_REQUIRED WORK_
Answer with one number only: the number of lines that contain "JSON".

_DATA SHOWN_

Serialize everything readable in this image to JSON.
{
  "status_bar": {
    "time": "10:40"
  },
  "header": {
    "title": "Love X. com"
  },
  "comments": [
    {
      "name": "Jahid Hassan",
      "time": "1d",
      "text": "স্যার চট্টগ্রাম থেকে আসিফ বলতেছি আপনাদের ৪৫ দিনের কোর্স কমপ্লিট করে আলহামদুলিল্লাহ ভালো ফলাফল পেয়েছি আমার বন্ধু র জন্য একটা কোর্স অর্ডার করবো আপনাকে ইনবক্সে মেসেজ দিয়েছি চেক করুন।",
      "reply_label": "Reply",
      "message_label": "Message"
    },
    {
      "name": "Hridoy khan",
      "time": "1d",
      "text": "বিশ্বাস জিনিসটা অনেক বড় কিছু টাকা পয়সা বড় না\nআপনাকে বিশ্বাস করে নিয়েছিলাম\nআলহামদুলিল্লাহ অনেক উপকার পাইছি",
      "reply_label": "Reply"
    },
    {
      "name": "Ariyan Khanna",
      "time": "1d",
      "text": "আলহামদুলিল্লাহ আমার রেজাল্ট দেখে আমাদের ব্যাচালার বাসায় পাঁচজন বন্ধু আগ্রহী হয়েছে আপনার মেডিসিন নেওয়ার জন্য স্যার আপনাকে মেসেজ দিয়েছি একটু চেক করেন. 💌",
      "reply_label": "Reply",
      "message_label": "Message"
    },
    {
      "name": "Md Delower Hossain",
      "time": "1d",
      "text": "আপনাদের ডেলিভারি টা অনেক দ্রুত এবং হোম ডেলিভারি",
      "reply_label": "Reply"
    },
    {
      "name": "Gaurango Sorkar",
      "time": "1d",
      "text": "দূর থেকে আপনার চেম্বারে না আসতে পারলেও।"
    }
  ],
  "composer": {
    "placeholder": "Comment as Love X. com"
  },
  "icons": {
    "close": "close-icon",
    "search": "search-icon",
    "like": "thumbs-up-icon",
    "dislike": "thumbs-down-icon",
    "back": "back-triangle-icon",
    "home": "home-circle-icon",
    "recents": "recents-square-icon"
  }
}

==

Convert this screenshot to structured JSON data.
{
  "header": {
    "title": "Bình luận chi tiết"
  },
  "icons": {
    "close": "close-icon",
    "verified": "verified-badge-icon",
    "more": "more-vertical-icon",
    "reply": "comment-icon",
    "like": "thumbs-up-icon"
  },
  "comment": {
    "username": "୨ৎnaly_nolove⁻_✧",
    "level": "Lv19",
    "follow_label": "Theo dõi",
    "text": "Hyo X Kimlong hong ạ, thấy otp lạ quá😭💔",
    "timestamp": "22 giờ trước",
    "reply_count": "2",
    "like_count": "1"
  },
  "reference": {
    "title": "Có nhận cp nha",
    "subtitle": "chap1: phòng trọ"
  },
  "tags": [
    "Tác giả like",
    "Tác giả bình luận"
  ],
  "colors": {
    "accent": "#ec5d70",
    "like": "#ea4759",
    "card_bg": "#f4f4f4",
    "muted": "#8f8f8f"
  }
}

_ANSWER FOR THE TASK_
2